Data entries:
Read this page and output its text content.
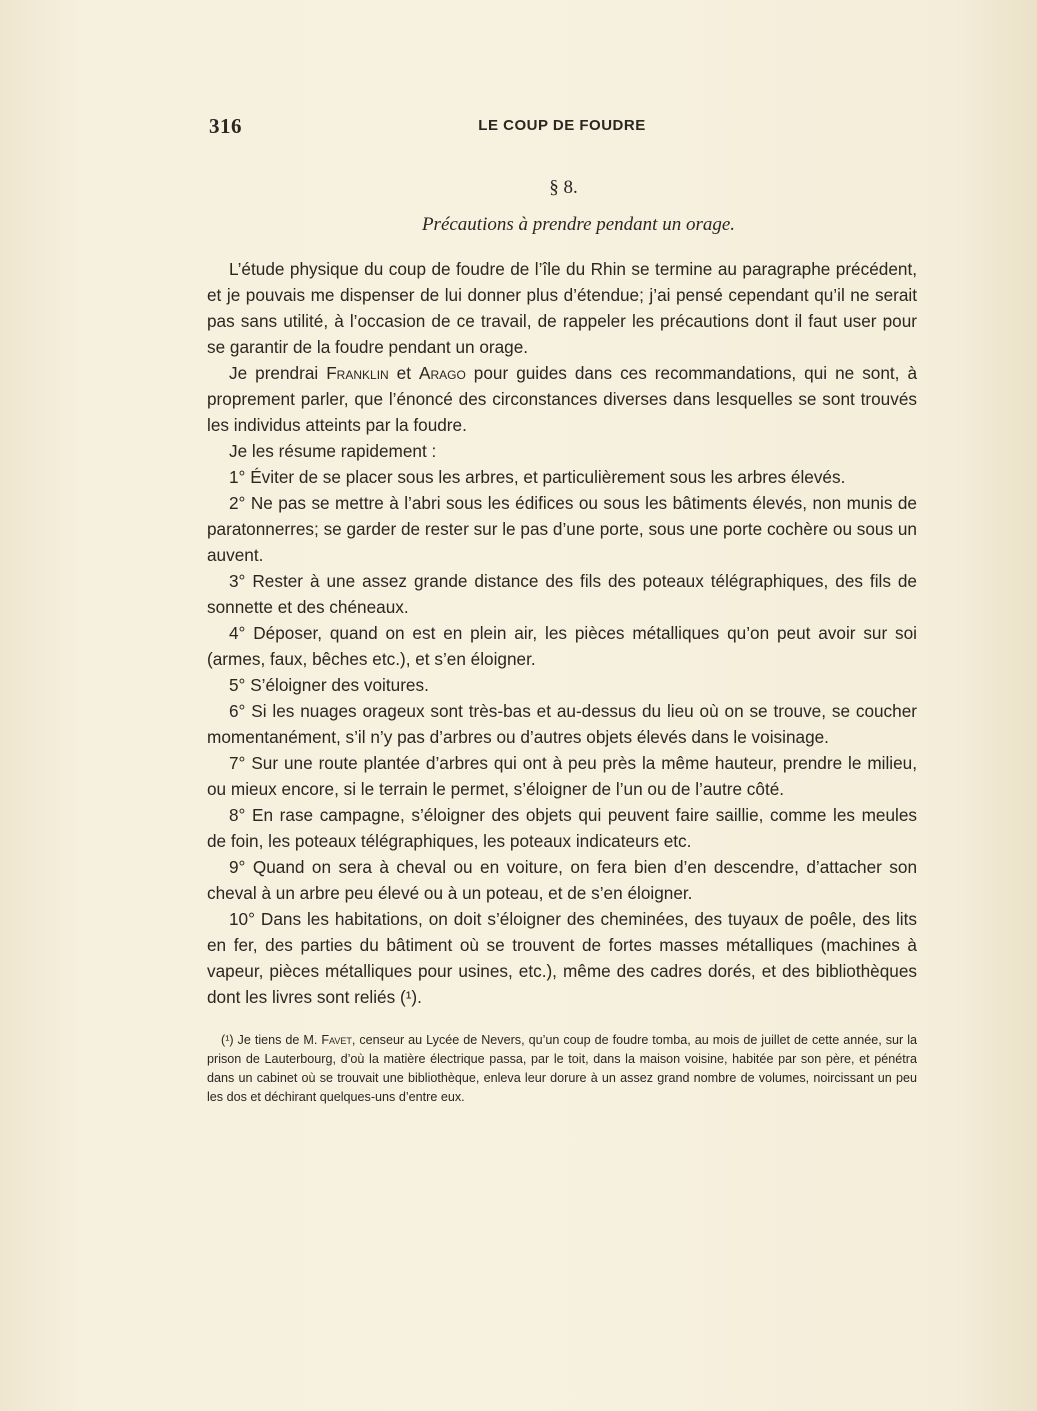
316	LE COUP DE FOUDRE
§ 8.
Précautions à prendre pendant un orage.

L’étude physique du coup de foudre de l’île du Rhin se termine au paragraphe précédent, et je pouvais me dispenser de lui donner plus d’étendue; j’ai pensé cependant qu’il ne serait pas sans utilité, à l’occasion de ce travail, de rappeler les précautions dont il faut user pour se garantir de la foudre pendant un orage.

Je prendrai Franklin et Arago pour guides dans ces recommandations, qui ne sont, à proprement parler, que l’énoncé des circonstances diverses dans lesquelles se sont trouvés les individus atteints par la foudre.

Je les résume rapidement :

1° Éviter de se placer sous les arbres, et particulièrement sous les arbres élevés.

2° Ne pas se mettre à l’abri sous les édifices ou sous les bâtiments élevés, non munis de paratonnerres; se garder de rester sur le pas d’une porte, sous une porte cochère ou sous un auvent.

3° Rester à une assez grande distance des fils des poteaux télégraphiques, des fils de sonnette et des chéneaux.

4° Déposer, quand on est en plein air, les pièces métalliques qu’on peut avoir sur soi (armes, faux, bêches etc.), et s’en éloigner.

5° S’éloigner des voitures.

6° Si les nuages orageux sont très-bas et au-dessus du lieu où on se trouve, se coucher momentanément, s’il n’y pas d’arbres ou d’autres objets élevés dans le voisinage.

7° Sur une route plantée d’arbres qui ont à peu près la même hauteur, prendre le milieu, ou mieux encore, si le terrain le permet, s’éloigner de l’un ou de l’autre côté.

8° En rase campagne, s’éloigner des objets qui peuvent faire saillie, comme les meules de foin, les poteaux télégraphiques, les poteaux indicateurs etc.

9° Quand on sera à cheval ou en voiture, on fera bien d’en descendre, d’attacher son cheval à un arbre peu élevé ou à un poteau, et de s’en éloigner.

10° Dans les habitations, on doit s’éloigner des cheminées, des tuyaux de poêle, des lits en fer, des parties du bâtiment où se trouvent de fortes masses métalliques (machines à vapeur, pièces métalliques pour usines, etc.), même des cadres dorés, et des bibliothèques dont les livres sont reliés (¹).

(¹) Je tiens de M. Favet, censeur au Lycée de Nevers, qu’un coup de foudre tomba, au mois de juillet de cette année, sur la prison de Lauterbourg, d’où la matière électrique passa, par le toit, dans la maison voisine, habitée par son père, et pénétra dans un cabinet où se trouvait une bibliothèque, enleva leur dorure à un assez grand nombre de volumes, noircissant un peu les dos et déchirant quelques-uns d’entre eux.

==

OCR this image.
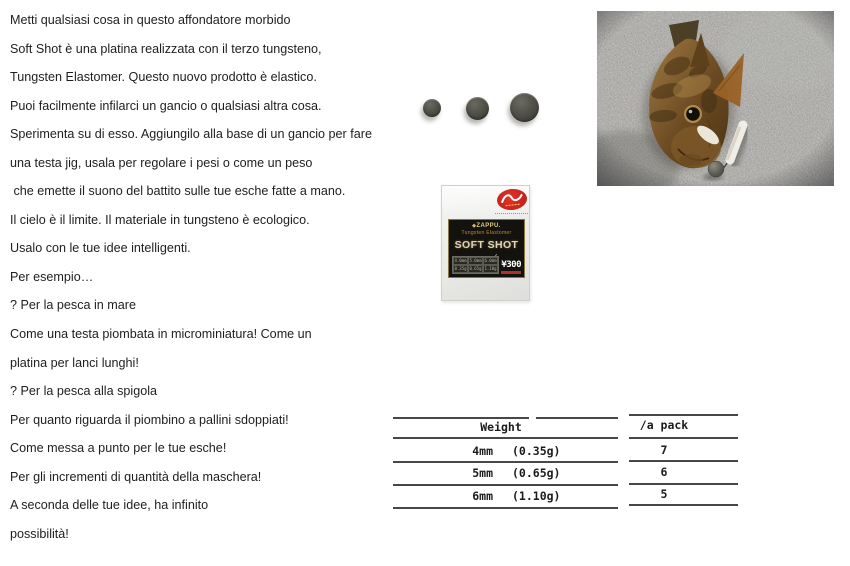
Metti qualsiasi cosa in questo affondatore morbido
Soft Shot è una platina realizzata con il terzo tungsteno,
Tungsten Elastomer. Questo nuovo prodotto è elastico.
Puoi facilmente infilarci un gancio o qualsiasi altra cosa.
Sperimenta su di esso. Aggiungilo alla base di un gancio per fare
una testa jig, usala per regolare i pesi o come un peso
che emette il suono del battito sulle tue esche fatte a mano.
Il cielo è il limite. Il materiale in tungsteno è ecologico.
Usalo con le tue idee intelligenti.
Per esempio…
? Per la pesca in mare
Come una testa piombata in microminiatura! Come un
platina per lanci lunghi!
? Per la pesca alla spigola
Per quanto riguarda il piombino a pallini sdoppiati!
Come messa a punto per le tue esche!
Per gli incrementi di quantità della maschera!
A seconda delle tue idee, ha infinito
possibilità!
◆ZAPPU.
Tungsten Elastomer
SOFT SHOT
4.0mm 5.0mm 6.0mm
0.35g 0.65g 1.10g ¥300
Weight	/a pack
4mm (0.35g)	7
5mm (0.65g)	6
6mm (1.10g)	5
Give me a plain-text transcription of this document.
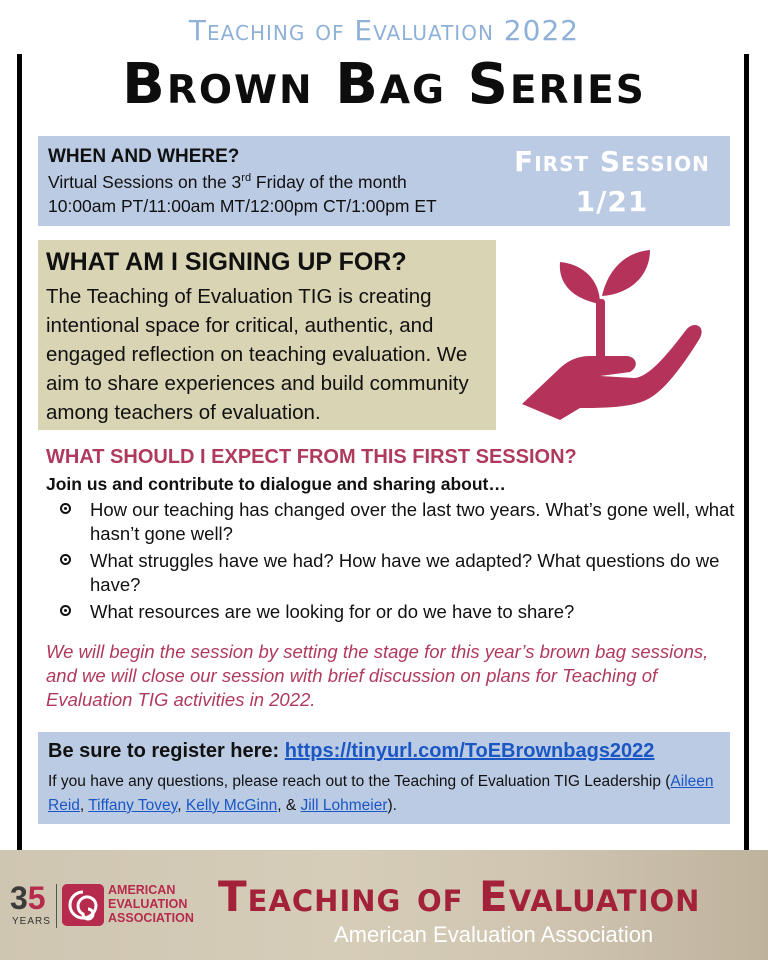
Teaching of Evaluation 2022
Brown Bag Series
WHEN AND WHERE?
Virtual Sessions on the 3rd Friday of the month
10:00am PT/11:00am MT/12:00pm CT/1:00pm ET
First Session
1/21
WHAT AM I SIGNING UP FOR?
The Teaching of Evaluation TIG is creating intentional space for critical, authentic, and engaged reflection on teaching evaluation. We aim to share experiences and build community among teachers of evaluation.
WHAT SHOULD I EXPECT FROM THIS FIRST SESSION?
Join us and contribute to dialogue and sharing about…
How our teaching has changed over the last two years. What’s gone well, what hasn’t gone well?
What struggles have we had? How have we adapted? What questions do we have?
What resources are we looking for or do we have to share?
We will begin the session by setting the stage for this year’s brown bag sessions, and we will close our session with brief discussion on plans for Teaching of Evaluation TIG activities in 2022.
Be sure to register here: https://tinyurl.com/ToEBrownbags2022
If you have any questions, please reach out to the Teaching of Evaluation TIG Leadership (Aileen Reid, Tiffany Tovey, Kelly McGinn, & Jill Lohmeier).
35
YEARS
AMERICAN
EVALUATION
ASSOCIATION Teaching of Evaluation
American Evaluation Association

_TASK_
Above are lines of data; state how many of them contain the word "poteaux", with no other output.

_SOLUTION TO THIS TASK_
2